Russian single-pass tagger-based model for inverse text normalization based on BERT encoder, trained on 2 mln sentences from Google Text Normalization Dataset, achieves 3.55% WER on Google default test set
Model Overview
This model is a single-pass tagger-based model for inverse text normalization based on DeepPavlov/rubert-base-cased, trained on 2 mln sentences from Google Text Normalization Dataset.
It converts text from spoken domain into its written form: Input: "в тысяча девятьсот тринадцатом году в кузнецке было пятьдесят две версты мощеных дорог" Output: "в 1913 году в кузнецке было 52 версты мощеных дорог"
Model Architecture
Thutmose Tagger is a single-pass tagging model. It utilizes a backbone BERT encoder (DeepPavlov/rubert-base-cased) followed by two classification heads: one is trained to predict written fragments as replacement tags, the other is trained to predict tags representing semiotic classes, like DATE, CARDINAL etc. The final tags have one-to-one correspondence with input words.
--------
Tasks for this exercise =
**a.** Could you lay out the listing as a Markdown table with the columns Row and Line, covering everything from its first line through the line holding "contour-label-5480: 5480: [565, 390, 602, 406]", inclusive, and leaving out blank lines?
**b.** Can you carry on the text about the Russian inverse text normalization model, starting right after its last sentence?
--------
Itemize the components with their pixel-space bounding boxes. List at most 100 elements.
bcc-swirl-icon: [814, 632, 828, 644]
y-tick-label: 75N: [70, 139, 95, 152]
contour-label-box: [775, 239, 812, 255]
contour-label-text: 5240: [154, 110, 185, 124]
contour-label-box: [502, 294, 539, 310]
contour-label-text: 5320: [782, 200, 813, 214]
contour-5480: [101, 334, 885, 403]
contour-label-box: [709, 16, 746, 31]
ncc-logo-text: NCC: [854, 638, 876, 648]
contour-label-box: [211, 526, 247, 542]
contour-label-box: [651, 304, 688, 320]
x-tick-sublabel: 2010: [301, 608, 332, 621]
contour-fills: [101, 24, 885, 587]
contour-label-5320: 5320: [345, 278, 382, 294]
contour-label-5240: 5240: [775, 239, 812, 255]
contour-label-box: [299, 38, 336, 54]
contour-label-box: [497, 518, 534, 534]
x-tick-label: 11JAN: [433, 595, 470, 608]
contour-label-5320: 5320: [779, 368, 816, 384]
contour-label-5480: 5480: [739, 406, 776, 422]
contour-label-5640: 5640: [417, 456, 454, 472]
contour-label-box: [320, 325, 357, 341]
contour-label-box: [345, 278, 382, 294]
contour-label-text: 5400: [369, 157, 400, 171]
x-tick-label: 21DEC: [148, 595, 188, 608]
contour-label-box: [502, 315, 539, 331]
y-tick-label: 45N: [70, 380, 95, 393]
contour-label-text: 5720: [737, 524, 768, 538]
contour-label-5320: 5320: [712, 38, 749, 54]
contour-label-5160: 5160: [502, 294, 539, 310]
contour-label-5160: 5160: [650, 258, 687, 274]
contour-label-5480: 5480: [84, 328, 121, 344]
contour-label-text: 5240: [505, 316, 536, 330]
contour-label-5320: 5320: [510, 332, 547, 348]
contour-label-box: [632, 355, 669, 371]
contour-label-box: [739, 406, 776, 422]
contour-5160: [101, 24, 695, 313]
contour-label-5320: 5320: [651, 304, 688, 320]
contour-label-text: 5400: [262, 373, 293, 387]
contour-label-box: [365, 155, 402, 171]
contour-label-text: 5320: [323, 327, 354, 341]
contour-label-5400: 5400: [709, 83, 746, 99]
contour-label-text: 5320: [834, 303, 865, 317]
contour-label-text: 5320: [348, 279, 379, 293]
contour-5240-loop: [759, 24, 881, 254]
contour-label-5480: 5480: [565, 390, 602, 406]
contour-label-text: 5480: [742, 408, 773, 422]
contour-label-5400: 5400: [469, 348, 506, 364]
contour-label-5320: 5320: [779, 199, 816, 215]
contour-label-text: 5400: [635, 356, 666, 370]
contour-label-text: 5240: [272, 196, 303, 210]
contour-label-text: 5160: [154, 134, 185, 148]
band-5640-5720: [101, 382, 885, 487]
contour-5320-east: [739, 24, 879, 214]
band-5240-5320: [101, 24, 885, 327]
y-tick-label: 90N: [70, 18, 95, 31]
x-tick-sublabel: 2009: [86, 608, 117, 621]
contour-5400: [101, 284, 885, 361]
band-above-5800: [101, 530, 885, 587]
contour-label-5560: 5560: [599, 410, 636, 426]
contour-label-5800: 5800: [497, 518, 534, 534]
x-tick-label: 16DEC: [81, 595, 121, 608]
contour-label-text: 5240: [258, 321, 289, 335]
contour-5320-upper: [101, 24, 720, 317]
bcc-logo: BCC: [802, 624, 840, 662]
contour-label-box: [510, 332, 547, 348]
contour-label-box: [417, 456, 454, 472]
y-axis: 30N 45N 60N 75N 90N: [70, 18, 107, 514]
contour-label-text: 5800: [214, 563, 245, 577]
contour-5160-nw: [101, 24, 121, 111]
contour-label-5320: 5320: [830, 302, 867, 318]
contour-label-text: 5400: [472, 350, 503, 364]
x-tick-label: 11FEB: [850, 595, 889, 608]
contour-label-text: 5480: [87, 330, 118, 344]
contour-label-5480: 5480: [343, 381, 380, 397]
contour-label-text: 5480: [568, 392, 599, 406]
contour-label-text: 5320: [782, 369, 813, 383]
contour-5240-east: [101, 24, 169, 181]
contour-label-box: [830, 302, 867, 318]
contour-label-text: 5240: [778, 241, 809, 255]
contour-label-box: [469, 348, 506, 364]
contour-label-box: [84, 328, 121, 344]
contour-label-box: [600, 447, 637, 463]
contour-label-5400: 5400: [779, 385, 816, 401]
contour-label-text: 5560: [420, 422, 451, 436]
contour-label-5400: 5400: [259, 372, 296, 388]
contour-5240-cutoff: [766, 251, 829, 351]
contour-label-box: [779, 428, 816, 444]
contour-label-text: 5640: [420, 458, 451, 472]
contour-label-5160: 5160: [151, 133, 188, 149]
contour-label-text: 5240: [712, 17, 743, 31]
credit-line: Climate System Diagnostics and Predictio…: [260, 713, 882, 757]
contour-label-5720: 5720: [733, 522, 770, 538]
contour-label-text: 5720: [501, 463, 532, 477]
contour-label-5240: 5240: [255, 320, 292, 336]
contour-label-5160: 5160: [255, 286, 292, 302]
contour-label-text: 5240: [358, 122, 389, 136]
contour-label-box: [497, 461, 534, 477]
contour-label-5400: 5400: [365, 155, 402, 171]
--------
Expected responses =
**a.**
| Row | Line |
|---|---|
| 1 | Itemize the components with their pixel-space bounding boxes. List at most 100 elements. |
| 2 | bcc-swirl-icon: [814, 632, 828, 644] |
| 3 | y-tick-label: 75N: [70, 139, 95, 152] |
| 4 | contour-label-box: [775, 239, 812, 255] |
| 5 | contour-label-text: 5240: [154, 110, 185, 124] |
| 6 | contour-label-box: [502, 294, 539, 310] |
| 7 | contour-label-text: 5320: [782, 200, 813, 214] |
| 8 | contour-5480: [101, 334, 885, 403] |
| 9 | contour-label-box: [709, 16, 746, 31] |
| 10 | ncc-logo-text: NCC: [854, 638, 876, 648] |
| 11 | contour-label-box: [211, 526, 247, 542] |
| 12 | contour-label-box: [651, 304, 688, 320] |
| 13 | x-tick-sublabel: 2010: [301, 608, 332, 621] |
| 14 | contour-fills: [101, 24, 885, 587] |
| 15 | contour-label-5320: 5320: [345, 278, 382, 294] |
| 16 | contour-label-5240: 5240: [775, 239, 812, 255] |
| 17 | contour-label-box: [299, 38, 336, 54] |
| 18 | contour-label-box: [497, 518, 534, 534] |
| 19 | x-tick-label: 11JAN: [433, 595, 470, 608] |
| 20 | contour-label-5320: 5320: [779, 368, 816, 384] |
| 21 | contour-label-5480: 5480: [739, 406, 776, 422] |
| 22 | contour-label-5640: 5640: [417, 456, 454, 472] |
| 23 | contour-label-box: [320, 325, 357, 341] |
| 24 | contour-label-box: [345, 278, 382, 294] |
| 25 | contour-label-text: 5400: [369, 157, 400, 171] |
| 26 | x-tick-label: 21DEC: [148, 595, 188, 608] |
| 27 | contour-label-box: [502, 315, 539, 331] |
| 28 | y-tick-label: 45N: [70, 380, 95, 393] |
| 29 | contour-label-text: 5720: [737, 524, 768, 538] |
| 30 | contour-label-5320: 5320: [712, 38, 749, 54] |
| 31 | contour-label-5160: 5160: [502, 294, 539, 310] |
| 32 | contour-label-5160: 5160: [650, 258, 687, 274] |
| 33 | contour-label-5480: 5480: [84, 328, 121, 344] |
| 34 | contour-label-text: 5240: [505, 316, 536, 330] |
| 35 | contour-label-5320: 5320: [510, 332, 547, 348] |
| 36 | contour-label-box: [632, 355, 669, 371] |
| 37 | contour-label-box: [739, 406, 776, 422] |
| 38 | contour-5160: [101, 24, 695, 313] |
| 39 | contour-label-5320: 5320: [651, 304, 688, 320] |
| 40 | contour-label-text: 5400: [262, 373, 293, 387] |
| 41 | contour-label-box: [365, 155, 402, 171] |
| 42 | contour-label-text: 5320: [323, 327, 354, 341] |
| 43 | contour-label-5400: 5400: [709, 83, 746, 99] |
| 44 | contour-label-text: 5320: [834, 303, 865, 317] |
| 45 | contour-label-text: 5320: [348, 279, 379, 293] |
| 46 | contour-5240-loop: [759, 24, 881, 254] |
| 47 | contour-label-5480: 5480: [565, 390, 602, 406] |

**b.**
Training
The NeMo toolkit [1] was used for training the models. The training corpus for the model consists of 2 mln sentences.
This model is trained with this example script and this base config.
python [NEMO_GIT_FOLDER]/examples/nlp/text_normalization_as_tagging/normalization_as_tagging_train.py \
lang=en \
data.validation_ds.data_path=${DATA_PATH}/valid.tsv \
data.train_ds.data_path=${DATA_PATH}/train.tsv \
data.train_ds.batch_size=128 \
model.language_model.pretrained_model_name=DeepPavlov/rubert-base-cased \
model.label_map=${DATA_PATH}/label_map.txt \
model.semiotic_classes=${DATA_PATH}/semiotic_classes.txt \
trainer.max_epochs=5
Datasets
The initial dataset is Google Text Normalization Dataset for Russian. The dataset preparation is described example script and includes running GIZA++ automatic alignment tool to find granular alignments between spoken words and written fragments.
Performance
The performance of ITN models can be measured using Word Error Rate(WER), and Sentence Accuracy. We measure Sentence Accuracy w.r.t. multi-variant reference and subdivide the errors into "digit" and "other".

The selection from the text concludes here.